-- Start --

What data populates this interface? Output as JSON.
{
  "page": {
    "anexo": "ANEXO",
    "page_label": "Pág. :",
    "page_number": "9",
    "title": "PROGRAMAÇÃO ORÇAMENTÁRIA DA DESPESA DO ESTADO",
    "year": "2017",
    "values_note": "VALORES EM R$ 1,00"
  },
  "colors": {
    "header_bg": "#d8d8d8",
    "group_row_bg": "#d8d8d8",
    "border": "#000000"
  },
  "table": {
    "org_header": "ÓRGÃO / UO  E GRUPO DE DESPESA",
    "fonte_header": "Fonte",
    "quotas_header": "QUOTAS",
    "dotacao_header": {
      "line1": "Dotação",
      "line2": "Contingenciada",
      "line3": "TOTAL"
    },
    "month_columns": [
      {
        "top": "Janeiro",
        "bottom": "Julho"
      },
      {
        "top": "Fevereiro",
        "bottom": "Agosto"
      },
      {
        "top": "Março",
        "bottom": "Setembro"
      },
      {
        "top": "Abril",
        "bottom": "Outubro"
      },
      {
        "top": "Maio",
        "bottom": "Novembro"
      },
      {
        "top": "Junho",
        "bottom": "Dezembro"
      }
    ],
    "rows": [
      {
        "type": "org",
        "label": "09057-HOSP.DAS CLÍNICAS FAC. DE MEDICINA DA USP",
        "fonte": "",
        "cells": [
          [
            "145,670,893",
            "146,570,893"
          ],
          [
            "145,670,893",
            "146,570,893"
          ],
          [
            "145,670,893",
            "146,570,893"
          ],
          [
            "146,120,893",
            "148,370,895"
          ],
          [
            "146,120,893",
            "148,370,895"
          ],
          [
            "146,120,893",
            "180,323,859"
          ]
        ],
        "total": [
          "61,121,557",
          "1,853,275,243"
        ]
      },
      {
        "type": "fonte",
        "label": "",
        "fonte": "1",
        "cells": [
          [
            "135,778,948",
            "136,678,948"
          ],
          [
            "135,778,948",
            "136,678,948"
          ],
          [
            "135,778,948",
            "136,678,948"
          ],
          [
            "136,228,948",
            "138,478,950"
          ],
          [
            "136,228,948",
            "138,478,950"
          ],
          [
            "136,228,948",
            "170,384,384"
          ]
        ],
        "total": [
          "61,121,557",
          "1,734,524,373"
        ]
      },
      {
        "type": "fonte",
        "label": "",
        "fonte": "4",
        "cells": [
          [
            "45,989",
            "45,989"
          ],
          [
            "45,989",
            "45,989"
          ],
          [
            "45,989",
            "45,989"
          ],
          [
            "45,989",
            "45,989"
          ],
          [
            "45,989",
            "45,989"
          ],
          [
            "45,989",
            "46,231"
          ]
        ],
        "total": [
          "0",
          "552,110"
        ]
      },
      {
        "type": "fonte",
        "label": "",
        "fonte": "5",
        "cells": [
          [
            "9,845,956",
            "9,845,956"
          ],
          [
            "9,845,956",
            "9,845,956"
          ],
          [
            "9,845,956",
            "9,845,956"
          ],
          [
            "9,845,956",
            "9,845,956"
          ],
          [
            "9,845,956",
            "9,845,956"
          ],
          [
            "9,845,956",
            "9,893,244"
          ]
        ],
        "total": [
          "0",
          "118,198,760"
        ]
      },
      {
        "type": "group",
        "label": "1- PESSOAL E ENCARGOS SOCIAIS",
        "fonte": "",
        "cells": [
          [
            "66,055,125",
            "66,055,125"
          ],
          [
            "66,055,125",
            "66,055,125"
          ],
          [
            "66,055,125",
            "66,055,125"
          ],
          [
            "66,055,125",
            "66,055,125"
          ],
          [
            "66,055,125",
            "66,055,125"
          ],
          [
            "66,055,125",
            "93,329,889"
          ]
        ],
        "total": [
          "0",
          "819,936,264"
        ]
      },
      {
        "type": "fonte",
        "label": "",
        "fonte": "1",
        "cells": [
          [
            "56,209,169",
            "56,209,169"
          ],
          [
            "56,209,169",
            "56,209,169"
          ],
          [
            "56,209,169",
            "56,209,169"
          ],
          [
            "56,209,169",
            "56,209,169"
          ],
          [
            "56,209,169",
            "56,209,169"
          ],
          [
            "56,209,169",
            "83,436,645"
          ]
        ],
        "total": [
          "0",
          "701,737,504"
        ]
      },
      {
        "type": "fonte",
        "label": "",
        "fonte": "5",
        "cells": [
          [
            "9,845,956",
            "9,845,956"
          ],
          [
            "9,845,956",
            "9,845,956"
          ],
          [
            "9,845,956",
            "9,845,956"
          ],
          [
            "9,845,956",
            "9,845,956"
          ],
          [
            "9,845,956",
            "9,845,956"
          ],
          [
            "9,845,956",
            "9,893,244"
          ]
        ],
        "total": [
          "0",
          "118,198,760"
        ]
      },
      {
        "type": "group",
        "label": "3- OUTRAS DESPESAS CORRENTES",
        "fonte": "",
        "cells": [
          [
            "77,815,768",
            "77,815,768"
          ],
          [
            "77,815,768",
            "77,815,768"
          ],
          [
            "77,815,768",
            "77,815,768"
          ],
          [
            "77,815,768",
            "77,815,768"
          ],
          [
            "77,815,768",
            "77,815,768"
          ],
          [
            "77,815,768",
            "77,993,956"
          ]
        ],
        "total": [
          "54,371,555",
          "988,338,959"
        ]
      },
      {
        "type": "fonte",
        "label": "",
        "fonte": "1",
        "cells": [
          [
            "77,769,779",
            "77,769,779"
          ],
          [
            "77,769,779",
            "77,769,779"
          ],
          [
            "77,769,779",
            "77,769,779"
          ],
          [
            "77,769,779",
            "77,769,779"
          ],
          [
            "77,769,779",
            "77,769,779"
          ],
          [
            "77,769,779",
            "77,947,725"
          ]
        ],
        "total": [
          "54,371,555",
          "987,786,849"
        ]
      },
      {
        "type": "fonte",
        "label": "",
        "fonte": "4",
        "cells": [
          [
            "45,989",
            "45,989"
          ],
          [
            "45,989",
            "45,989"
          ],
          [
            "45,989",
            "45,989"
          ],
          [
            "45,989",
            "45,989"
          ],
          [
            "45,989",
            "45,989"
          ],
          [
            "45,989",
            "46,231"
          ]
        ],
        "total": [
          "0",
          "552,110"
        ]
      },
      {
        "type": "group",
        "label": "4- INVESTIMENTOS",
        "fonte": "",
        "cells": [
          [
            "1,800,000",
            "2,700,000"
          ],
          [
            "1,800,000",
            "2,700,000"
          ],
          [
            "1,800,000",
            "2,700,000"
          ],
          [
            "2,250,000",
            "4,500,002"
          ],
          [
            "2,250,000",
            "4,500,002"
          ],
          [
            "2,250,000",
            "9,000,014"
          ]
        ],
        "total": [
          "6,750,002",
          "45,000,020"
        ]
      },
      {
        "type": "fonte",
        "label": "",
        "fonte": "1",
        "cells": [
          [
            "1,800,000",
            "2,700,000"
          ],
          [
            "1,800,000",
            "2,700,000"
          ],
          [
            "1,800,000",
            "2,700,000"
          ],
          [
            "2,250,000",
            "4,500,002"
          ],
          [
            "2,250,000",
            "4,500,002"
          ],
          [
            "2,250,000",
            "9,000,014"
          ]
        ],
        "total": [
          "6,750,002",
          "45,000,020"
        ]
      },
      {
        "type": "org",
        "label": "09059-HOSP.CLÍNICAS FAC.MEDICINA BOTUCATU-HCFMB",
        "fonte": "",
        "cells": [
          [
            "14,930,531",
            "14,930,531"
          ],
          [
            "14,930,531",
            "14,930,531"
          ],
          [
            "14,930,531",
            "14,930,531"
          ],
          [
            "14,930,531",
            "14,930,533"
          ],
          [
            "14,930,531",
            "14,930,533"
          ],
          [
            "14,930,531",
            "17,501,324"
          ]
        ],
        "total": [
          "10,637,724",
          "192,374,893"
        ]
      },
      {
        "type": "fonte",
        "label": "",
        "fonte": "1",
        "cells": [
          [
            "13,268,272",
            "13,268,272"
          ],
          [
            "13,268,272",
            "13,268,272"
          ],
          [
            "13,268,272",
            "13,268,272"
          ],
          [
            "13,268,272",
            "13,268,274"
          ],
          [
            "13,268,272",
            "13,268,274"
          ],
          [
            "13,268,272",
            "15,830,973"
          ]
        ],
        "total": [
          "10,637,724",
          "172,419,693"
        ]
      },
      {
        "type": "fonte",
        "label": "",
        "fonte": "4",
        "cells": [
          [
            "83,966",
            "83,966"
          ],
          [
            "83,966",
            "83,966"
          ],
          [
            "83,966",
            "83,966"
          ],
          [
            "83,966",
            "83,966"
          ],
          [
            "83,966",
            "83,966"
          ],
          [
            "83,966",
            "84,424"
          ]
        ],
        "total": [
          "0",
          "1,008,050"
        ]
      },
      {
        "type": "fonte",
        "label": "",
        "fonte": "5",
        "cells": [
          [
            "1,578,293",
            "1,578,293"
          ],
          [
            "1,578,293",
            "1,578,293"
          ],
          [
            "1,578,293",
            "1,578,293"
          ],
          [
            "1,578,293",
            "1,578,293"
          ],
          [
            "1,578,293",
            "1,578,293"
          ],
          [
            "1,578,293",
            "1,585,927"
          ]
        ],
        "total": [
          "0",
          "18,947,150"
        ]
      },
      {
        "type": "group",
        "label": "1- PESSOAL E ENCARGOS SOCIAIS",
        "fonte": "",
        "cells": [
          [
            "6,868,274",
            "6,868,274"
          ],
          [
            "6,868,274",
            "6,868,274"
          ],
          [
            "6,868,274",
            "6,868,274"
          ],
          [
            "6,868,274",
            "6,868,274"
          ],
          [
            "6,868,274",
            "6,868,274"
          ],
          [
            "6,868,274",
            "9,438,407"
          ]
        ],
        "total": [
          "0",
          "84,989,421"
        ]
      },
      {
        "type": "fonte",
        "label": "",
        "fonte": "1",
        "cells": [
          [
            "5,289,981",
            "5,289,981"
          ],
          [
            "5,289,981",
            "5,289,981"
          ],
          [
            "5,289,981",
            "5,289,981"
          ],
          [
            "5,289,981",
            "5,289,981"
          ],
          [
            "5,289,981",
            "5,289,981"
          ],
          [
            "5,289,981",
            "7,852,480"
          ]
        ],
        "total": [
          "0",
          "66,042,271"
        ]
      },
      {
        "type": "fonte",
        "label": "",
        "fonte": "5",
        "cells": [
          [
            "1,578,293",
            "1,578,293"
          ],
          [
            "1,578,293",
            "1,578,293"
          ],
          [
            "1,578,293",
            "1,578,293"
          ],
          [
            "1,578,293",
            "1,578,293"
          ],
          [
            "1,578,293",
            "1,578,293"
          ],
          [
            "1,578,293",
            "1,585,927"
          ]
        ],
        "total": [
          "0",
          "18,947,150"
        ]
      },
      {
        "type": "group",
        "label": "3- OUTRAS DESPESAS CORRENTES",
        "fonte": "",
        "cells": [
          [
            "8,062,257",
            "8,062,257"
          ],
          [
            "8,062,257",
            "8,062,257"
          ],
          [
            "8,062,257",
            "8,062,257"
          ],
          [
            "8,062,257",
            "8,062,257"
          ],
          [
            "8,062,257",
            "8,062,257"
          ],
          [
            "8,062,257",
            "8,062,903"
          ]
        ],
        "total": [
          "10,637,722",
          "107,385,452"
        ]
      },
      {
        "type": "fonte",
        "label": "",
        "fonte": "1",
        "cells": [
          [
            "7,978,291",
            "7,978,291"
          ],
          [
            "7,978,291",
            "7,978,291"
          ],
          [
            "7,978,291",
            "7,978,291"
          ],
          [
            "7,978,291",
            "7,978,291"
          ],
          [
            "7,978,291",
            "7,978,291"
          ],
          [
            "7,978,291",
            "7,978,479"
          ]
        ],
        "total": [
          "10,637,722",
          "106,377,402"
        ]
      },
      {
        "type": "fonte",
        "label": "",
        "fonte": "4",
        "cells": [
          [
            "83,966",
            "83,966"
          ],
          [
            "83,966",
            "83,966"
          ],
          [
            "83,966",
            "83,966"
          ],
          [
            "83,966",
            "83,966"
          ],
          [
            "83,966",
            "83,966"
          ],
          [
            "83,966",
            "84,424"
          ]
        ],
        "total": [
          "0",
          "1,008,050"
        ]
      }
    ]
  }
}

-- End --

Exercise ▸ Copy out all lines where the word "HOSP" appears.

The answer ▸
        "label": "09057-HOSP.DAS CLÍNICAS FAC. DE MEDICINA DA USP",
        "label": "09059-HOSP.CLÍNICAS FAC.MEDICINA BOTUCATU-HCFMB",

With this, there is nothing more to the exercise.